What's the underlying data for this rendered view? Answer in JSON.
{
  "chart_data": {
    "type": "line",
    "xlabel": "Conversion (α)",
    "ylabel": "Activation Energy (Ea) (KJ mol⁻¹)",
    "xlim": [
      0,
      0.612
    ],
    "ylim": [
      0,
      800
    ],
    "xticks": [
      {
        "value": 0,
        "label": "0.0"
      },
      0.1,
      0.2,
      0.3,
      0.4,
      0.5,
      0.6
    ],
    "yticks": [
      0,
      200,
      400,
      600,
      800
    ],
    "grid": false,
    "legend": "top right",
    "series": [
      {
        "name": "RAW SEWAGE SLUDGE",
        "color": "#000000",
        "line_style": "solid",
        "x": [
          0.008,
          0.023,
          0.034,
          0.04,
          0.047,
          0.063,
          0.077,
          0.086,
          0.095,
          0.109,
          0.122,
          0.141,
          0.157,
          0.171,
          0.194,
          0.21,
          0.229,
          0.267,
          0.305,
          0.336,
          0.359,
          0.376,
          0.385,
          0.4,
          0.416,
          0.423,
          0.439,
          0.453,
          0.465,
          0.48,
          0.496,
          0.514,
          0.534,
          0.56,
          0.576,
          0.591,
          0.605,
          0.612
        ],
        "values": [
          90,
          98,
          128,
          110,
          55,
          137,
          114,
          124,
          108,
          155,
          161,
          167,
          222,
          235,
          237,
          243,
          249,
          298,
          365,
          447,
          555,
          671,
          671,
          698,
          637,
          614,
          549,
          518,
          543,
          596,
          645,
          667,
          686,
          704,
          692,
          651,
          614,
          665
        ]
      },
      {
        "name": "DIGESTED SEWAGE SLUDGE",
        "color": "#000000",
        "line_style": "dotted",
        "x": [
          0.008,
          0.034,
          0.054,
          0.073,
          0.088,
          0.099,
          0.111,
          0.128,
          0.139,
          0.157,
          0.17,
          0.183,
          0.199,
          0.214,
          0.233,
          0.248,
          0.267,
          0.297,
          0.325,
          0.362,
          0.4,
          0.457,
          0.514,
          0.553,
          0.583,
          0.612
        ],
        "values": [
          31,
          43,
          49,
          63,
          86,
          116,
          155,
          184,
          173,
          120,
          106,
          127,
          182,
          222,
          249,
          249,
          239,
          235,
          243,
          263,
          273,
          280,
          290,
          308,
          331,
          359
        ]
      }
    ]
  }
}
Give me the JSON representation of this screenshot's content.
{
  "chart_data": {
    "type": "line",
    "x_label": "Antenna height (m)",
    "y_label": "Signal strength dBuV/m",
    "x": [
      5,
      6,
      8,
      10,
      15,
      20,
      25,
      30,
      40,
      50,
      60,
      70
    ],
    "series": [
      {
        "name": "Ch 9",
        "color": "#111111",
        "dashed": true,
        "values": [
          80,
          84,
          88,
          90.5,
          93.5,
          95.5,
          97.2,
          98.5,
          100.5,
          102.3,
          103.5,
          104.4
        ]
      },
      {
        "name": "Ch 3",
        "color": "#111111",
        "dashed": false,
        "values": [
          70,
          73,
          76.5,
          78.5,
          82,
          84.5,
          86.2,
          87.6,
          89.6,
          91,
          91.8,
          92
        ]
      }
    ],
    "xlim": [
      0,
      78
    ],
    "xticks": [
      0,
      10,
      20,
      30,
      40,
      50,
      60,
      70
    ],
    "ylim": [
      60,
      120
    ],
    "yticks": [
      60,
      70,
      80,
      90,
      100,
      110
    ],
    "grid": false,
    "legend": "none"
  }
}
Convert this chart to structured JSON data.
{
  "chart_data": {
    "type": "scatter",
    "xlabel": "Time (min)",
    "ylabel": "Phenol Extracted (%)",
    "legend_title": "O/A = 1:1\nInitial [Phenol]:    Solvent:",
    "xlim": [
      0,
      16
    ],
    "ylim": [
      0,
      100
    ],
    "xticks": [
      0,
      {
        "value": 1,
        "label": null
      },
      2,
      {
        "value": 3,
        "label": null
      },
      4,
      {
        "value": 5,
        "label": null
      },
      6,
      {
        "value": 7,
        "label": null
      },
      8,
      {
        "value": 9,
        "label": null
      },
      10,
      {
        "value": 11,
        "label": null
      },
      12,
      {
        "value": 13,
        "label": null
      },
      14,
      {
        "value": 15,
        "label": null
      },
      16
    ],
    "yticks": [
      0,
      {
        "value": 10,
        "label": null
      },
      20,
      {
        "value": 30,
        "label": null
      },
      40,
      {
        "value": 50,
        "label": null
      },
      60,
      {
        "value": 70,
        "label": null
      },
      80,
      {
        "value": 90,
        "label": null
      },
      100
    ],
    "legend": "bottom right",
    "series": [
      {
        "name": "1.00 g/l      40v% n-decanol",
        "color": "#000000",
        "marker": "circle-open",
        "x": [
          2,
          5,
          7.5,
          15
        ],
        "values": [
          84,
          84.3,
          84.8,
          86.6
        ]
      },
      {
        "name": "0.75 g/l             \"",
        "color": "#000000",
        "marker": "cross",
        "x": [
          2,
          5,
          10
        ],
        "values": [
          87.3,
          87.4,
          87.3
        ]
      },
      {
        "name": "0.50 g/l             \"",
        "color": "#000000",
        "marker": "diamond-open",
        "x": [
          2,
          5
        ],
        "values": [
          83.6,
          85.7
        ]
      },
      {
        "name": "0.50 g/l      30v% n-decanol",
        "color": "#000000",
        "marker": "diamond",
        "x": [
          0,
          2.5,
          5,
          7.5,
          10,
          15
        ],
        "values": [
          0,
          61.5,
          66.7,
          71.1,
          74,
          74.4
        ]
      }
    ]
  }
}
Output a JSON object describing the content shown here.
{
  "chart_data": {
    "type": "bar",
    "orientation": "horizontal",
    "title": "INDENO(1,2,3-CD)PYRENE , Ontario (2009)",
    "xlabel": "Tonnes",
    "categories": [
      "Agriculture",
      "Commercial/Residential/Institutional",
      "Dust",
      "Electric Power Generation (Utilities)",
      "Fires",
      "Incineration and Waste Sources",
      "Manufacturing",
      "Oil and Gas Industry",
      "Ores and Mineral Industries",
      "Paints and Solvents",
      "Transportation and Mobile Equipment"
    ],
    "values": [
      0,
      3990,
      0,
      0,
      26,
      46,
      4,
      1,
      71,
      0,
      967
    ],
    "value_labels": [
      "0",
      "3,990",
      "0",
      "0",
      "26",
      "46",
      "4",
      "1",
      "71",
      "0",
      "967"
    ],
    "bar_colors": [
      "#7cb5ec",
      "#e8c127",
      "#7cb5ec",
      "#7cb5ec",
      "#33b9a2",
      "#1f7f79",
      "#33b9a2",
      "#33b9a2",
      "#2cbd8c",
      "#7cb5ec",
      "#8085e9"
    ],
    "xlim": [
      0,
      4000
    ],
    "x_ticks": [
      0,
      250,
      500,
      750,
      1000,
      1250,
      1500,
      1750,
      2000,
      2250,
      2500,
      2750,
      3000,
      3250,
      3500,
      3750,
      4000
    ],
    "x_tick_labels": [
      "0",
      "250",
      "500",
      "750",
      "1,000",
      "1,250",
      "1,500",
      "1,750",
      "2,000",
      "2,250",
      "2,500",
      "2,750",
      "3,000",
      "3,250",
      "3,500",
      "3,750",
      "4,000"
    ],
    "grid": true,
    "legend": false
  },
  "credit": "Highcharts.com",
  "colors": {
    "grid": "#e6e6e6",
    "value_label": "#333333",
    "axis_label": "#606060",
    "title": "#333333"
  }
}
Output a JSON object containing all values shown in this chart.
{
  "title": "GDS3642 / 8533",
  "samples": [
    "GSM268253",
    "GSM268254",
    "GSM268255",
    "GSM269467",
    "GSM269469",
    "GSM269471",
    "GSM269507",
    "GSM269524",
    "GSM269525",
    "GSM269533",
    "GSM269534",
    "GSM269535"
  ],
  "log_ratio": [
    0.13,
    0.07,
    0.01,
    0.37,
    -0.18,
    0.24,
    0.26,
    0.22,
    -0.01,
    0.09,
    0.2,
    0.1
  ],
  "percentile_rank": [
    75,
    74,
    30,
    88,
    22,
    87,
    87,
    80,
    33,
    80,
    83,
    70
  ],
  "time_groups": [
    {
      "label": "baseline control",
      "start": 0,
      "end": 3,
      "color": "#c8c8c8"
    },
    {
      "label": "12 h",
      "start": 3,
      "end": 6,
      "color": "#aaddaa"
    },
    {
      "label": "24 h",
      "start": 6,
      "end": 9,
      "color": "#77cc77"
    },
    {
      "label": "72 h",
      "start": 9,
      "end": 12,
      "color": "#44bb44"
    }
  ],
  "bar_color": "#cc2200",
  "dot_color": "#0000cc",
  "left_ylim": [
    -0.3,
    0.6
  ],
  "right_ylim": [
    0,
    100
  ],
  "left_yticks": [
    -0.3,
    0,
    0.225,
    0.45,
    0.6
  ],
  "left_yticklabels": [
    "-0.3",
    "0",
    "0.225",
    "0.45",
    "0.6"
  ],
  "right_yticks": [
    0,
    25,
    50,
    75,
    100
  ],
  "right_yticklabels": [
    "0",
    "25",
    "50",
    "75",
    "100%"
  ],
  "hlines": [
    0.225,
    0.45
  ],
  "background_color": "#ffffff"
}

- Goal -
Copy out the lines in which the string "Output" appears.

- Solution for this task -
Output a JSON object describing the content shown here.
Output a JSON object containing all values shown in this chart.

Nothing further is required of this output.